* **What the task requires**
Search the entries for lines that contain the word "column", and report each one found.

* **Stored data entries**
·····

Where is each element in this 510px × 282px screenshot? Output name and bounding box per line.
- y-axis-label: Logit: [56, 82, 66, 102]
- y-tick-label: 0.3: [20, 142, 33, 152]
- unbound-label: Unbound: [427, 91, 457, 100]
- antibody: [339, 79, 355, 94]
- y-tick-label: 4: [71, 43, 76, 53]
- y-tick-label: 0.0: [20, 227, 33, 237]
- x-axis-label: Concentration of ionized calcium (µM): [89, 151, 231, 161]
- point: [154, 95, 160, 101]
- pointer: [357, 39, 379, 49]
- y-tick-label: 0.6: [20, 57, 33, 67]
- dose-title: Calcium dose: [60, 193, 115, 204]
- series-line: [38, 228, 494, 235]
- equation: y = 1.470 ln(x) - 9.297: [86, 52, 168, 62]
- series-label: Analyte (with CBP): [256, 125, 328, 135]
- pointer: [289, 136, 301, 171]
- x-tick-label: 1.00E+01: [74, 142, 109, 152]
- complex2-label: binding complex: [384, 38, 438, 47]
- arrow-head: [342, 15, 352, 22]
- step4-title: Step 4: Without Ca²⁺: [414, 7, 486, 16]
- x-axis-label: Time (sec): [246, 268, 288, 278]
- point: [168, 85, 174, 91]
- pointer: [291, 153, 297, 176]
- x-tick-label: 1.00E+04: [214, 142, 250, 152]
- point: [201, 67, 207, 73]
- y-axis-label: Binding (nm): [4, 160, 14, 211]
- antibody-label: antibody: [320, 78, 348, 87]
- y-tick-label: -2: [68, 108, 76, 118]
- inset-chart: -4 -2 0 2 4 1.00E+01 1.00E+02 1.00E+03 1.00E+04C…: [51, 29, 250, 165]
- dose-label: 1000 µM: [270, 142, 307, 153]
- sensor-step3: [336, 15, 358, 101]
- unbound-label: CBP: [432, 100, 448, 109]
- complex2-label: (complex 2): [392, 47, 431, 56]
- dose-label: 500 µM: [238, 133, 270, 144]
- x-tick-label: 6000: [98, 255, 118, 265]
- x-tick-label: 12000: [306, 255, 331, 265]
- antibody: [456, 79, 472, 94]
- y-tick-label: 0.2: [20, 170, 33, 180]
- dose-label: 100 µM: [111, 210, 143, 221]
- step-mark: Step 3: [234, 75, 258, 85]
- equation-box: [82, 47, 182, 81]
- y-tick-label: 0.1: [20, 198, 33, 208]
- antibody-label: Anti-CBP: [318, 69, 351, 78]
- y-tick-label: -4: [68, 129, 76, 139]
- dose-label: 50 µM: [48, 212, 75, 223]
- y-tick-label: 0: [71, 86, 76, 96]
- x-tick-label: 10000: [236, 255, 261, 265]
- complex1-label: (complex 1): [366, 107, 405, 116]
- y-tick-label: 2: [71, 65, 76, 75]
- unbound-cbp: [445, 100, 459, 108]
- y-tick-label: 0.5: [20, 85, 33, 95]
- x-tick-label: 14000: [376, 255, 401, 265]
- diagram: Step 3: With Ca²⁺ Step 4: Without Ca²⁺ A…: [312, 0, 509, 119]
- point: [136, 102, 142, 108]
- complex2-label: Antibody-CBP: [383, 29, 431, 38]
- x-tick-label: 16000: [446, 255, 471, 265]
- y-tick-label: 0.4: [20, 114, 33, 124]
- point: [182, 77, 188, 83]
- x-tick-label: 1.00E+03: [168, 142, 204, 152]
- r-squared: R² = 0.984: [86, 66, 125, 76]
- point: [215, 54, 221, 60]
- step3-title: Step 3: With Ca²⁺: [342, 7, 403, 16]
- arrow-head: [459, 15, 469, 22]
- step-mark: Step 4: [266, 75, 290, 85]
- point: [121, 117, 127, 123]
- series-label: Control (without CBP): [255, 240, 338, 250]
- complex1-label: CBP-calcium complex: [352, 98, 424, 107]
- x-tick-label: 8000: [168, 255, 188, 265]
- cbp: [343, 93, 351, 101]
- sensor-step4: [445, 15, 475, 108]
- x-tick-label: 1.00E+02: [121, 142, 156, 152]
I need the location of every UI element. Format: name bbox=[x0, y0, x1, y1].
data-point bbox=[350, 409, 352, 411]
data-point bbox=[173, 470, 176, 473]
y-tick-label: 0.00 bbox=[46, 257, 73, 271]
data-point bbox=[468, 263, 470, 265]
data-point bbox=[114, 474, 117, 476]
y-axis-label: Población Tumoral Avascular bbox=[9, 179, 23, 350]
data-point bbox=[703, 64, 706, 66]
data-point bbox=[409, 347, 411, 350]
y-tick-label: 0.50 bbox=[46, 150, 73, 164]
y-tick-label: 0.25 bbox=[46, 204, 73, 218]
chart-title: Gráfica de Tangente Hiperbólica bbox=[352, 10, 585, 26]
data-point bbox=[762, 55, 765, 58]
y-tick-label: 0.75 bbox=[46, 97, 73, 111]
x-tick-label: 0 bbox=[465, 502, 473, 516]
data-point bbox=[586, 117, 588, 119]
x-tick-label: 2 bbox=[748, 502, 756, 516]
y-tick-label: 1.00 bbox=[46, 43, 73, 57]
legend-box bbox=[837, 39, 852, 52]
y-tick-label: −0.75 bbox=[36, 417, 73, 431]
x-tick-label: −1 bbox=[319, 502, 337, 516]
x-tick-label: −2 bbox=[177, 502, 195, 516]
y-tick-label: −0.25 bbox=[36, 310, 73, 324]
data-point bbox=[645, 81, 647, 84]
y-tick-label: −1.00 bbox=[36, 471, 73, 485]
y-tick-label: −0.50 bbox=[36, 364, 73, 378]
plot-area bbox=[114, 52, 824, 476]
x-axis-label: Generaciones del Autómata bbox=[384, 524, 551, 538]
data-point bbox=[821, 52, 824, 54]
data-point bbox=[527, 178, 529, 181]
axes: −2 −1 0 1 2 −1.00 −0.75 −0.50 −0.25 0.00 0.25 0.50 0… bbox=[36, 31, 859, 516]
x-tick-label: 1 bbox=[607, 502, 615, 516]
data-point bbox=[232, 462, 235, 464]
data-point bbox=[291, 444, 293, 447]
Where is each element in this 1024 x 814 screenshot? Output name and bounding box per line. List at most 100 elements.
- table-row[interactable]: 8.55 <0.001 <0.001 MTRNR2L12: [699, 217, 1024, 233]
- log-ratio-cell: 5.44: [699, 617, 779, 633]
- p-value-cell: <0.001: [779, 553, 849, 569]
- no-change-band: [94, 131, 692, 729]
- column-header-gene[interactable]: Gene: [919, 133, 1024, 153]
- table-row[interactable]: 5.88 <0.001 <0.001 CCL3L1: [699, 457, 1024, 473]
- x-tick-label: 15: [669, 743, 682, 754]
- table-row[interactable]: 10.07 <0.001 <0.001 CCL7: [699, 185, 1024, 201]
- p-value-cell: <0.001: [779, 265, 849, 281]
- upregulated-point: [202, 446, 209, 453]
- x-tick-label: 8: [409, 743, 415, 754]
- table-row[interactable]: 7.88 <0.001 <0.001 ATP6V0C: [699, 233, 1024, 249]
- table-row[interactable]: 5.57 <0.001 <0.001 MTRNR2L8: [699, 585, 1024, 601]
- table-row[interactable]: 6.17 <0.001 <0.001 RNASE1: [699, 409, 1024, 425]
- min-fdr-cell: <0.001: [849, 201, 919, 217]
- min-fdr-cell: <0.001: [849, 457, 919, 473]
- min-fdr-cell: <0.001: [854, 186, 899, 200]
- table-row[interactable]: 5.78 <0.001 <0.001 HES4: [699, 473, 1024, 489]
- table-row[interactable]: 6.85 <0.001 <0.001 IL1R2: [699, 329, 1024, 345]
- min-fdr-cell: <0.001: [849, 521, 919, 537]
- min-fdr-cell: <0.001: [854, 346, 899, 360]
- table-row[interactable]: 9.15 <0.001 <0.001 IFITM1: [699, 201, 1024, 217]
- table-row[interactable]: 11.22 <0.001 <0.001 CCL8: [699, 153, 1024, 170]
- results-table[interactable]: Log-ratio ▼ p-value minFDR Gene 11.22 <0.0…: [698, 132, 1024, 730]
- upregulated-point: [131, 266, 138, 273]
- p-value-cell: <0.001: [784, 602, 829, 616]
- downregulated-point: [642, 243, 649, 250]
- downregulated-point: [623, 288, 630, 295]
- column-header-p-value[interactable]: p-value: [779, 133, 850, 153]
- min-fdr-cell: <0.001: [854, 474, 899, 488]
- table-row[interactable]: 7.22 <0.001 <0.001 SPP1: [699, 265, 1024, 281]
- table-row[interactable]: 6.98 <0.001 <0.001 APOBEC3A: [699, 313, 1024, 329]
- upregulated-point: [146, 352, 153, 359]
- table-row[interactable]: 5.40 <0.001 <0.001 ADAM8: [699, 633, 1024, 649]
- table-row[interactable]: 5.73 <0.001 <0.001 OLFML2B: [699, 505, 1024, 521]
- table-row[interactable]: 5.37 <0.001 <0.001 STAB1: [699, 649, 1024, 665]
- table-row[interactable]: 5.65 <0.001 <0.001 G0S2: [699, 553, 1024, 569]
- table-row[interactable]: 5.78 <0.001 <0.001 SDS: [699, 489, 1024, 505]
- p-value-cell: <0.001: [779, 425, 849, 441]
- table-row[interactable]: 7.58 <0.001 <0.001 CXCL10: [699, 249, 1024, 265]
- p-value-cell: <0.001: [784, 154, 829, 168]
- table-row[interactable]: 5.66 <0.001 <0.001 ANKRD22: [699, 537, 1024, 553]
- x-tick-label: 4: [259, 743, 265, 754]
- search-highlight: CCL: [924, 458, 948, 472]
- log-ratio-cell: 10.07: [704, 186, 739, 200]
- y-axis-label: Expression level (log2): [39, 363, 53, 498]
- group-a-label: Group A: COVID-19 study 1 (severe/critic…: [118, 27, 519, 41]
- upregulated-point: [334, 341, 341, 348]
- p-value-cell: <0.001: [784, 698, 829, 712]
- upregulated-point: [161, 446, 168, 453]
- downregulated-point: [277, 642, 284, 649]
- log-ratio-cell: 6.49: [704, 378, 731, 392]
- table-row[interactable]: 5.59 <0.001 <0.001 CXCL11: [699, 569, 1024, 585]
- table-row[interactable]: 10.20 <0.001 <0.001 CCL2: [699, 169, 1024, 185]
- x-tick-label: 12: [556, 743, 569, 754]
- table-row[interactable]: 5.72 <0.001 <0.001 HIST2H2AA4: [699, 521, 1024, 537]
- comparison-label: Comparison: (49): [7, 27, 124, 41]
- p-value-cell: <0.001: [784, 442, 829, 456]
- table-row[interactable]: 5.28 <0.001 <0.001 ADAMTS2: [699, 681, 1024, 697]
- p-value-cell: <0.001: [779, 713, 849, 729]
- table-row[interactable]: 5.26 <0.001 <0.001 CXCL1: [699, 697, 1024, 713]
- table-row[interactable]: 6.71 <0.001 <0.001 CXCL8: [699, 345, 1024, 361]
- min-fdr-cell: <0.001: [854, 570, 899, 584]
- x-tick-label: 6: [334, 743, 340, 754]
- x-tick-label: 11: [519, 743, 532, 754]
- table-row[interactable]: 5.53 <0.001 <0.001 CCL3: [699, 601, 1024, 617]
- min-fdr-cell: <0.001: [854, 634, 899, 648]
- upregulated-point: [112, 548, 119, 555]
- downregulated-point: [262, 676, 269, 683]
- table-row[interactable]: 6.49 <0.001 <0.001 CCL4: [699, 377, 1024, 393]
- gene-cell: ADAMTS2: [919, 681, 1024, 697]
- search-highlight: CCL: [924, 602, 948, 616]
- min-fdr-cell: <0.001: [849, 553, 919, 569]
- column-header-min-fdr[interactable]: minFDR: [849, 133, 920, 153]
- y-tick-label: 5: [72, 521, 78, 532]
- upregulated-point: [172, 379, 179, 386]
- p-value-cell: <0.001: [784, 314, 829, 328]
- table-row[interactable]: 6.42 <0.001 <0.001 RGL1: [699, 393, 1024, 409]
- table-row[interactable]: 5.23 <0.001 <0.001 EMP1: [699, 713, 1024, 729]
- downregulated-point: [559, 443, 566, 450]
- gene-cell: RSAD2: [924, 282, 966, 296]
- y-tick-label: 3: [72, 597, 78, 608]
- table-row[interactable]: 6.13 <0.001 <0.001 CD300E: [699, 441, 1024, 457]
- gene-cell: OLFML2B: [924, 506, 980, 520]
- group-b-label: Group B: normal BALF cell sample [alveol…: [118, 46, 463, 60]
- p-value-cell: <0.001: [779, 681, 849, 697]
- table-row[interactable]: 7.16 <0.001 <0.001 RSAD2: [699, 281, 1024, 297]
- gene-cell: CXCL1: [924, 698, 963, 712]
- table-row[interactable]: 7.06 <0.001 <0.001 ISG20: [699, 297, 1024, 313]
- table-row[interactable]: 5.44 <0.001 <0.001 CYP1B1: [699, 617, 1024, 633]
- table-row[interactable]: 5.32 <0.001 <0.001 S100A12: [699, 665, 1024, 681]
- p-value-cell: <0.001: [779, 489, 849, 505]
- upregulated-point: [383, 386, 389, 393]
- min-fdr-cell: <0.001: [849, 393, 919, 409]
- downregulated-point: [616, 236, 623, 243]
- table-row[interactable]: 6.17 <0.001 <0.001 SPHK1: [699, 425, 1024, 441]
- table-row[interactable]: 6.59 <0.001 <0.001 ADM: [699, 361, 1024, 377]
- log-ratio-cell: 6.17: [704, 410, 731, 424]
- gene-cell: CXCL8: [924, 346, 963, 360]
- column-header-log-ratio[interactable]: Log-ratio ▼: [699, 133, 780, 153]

·····

* **Your response**
- column-header-gene[interactable]: Gene: [919, 133, 1024, 153]
- column-header-p-value[interactable]: p-value: [779, 133, 850, 153]
- column-header-min-fdr[interactable]: minFDR: [849, 133, 920, 153]
- column-header-log-ratio[interactable]: Log-ratio ▼: [699, 133, 780, 153]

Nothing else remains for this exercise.